▸ **DATASET EXCERPTS**

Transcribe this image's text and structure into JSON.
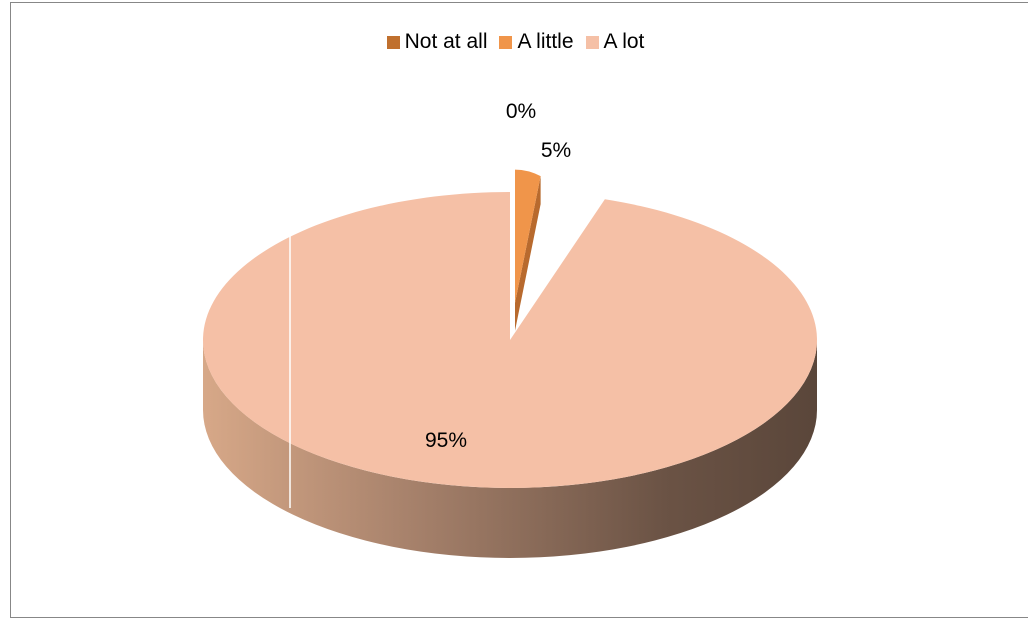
{
  "chart_data": {
    "type": "pie",
    "style": "3d-exploded",
    "legend_position": "top",
    "slices": [
      {
        "label": "Not at all",
        "value": 0,
        "data_label": "0%",
        "color": "#c0702e"
      },
      {
        "label": "A little",
        "value": 5,
        "data_label": "5%",
        "color": "#f0954a"
      },
      {
        "label": "A lot",
        "value": 95,
        "data_label": "95%",
        "color": "#f5c0a6"
      }
    ]
  }
}
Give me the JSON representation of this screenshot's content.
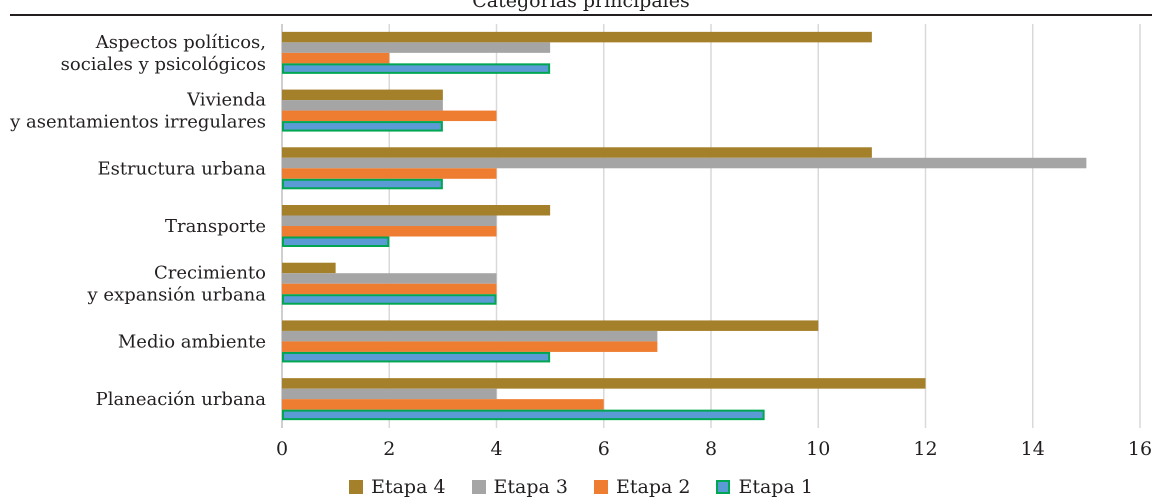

▸ **TASK INSTRUCTIONS**
Give back every line exactly as it stands, pictures excluded.

▸ **SOLUTION FOR THIS PROBLEM**
Transcribe this image's text and structure into JSON.
{
  "chart_data": {
    "type": "pie",
    "style": "3d-exploded",
    "legend_position": "top",
    "slices": [
      {
        "label": "Not at all",
        "value": 0,
        "data_label": "0%",
        "color": "#c0702e"
      },
      {
        "label": "A little",
        "value": 5,
        "data_label": "5%",
        "color": "#f0954a"
      },
      {
        "label": "A lot",
        "value": 95,
        "data_label": "95%",
        "color": "#f5c0a6"
      }
    ]
  }
}
Give me the JSON representation of this screenshot's content.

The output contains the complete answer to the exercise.